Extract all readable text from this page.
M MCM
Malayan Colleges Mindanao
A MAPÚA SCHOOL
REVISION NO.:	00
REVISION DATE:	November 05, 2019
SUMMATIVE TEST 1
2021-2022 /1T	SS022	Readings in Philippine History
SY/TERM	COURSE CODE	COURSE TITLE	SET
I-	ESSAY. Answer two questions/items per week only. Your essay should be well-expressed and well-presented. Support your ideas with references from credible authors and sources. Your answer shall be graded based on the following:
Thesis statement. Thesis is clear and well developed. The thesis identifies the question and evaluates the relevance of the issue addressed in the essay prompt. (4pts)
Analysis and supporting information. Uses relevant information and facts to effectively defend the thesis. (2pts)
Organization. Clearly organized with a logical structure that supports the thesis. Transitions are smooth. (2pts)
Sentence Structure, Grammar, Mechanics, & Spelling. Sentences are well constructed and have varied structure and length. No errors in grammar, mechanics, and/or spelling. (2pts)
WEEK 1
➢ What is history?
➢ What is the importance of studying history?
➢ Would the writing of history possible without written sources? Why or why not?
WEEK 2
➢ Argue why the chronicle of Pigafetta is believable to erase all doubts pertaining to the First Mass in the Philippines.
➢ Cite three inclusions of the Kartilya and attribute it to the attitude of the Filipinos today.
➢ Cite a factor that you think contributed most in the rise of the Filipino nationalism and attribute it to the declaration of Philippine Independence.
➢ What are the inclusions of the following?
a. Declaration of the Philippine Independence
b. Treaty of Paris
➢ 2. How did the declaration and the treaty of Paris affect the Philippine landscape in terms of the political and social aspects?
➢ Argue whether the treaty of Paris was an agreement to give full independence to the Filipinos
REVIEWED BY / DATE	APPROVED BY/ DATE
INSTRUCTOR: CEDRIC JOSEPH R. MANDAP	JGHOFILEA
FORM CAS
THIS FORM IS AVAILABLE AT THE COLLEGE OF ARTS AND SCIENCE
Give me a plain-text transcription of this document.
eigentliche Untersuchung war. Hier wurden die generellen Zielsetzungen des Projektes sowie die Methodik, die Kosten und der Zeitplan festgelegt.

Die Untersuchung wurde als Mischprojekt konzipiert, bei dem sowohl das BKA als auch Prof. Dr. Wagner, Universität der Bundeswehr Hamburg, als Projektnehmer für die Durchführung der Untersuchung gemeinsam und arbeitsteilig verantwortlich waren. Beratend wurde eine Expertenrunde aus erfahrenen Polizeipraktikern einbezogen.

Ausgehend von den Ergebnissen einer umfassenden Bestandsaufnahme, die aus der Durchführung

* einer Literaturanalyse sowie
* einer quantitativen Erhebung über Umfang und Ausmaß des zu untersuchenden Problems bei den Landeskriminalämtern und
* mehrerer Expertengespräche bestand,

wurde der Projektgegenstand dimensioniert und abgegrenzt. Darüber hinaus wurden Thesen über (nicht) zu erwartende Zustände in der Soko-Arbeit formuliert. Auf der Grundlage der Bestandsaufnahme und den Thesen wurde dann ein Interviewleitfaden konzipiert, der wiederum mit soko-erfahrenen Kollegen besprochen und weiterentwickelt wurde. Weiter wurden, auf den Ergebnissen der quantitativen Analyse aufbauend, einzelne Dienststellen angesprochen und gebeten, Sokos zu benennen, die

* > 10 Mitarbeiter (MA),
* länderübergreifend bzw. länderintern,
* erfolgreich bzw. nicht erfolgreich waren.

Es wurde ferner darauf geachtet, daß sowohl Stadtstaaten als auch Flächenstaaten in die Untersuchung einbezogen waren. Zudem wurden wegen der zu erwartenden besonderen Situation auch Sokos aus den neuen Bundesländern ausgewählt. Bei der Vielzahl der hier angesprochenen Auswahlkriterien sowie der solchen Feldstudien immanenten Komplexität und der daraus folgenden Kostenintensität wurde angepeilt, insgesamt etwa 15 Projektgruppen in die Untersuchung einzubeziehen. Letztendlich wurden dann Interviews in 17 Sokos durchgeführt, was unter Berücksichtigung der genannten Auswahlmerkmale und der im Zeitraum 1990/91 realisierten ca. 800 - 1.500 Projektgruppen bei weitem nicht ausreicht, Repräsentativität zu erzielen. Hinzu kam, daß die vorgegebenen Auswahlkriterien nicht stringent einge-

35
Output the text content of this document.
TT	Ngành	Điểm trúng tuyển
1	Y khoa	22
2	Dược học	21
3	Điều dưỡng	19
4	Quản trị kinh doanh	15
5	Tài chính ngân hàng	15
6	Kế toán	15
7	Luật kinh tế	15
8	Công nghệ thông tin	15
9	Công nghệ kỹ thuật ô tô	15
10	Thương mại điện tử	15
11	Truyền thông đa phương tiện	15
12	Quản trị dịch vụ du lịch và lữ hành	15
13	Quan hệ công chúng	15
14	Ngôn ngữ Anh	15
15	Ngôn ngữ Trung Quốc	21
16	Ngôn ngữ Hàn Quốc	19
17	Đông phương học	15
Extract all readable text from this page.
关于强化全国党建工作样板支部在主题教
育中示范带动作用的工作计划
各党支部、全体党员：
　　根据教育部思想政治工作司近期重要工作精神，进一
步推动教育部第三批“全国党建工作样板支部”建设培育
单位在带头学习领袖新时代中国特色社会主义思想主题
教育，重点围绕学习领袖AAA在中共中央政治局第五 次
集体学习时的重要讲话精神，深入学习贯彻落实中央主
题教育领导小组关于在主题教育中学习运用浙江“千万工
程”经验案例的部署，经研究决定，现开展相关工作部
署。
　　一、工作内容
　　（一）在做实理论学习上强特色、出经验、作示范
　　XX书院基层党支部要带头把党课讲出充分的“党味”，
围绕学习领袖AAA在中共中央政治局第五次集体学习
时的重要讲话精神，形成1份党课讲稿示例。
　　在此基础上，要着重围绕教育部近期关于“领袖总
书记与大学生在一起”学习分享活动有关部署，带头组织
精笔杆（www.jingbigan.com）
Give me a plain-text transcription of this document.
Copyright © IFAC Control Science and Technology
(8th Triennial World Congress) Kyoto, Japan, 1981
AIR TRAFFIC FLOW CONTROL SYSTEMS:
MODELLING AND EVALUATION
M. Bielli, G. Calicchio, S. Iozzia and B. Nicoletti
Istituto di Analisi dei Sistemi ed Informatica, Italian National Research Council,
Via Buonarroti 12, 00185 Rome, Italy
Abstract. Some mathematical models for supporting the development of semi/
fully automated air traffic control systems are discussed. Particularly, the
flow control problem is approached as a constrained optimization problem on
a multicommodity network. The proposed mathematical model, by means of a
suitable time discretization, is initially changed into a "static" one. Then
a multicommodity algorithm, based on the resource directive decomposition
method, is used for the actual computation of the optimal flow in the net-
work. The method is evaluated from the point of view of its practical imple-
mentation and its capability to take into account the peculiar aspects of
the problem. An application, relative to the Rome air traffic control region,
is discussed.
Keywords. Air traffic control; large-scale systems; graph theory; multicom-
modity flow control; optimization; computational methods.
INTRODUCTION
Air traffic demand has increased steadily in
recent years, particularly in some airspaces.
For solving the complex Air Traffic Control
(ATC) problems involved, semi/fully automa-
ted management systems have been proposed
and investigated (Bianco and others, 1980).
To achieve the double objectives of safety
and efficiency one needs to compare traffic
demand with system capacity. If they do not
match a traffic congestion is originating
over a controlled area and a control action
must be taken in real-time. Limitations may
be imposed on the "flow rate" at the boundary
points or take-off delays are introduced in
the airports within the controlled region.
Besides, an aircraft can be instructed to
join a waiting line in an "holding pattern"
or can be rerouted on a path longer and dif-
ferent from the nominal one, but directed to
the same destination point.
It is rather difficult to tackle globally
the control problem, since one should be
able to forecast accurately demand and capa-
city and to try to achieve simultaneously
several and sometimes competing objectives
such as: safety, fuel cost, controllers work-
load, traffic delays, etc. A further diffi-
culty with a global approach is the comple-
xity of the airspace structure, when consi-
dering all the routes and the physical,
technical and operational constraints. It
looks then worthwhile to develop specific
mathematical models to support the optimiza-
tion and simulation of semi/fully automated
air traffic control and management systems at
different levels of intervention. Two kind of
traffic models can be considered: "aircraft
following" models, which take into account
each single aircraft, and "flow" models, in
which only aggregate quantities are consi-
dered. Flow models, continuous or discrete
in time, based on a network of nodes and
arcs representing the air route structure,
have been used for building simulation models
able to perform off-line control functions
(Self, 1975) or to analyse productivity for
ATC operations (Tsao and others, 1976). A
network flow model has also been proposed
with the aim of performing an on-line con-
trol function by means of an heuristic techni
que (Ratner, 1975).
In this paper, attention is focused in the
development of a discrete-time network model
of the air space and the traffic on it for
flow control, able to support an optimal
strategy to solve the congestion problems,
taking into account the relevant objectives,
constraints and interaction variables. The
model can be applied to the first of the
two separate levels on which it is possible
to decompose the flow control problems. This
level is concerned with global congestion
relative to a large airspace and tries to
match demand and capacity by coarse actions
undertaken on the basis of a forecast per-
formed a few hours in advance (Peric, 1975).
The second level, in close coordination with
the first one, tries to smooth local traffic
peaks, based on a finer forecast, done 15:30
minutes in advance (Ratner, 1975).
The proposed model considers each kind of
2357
######
> What is asked
Return, from the data, each line that has the word "Paris" in it.

> In response
b. Treaty of Paris
➢ 2. How did the declaration and the treaty of Paris affect the Philippine landscape in terms of the political and social aspects?
➢ Argue whether the treaty of Paris was an agreement to give full independence to the Filipinos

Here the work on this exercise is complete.